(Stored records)
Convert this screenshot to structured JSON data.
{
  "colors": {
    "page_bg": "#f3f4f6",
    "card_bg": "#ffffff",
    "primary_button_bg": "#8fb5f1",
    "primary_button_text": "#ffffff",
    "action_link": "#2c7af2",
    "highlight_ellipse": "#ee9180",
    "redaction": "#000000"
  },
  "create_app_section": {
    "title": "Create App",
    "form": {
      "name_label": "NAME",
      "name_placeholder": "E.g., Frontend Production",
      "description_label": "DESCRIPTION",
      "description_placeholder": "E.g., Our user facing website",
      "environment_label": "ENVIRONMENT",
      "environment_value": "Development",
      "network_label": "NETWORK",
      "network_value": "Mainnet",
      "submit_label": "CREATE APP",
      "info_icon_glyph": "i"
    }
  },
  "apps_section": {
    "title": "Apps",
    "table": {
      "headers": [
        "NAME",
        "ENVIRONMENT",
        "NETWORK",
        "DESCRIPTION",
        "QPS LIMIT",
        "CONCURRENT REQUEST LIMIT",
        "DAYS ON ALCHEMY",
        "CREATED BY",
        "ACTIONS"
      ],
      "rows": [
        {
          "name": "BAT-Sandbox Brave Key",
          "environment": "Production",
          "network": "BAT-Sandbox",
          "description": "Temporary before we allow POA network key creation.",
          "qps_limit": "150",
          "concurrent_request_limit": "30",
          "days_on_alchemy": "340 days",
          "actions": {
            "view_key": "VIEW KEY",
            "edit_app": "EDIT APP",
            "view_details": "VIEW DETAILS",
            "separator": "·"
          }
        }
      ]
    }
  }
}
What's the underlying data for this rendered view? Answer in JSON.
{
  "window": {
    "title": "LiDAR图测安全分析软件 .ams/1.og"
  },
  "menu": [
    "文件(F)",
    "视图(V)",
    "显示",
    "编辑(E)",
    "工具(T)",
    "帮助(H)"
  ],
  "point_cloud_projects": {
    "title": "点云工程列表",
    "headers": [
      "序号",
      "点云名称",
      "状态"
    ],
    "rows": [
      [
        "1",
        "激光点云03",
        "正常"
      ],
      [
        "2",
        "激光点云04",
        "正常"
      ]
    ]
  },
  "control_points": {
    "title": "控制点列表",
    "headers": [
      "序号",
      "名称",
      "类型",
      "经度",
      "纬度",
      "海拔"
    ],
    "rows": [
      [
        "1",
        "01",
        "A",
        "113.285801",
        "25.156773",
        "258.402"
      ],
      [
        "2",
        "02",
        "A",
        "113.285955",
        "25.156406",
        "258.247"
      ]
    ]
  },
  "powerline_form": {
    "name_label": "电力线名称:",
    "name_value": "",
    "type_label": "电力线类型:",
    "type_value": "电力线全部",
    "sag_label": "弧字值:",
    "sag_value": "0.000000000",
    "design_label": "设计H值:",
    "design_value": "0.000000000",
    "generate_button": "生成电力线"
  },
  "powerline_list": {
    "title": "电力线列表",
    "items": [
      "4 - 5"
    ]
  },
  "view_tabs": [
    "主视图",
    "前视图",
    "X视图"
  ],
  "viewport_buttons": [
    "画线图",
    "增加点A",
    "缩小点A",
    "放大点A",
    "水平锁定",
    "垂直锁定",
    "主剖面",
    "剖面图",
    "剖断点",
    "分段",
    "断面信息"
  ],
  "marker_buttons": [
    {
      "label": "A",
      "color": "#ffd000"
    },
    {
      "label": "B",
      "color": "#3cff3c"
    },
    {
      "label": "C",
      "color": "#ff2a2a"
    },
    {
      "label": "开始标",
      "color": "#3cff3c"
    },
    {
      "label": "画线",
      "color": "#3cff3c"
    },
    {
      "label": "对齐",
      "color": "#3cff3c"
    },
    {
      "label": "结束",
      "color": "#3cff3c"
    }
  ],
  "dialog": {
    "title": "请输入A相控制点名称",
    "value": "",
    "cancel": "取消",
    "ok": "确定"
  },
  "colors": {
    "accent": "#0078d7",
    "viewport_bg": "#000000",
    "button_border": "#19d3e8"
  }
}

--- EXERCISE ---
State how many lines of the records above contain the word "Production", giving only that number.

--- EXERCISE RESULT ---
2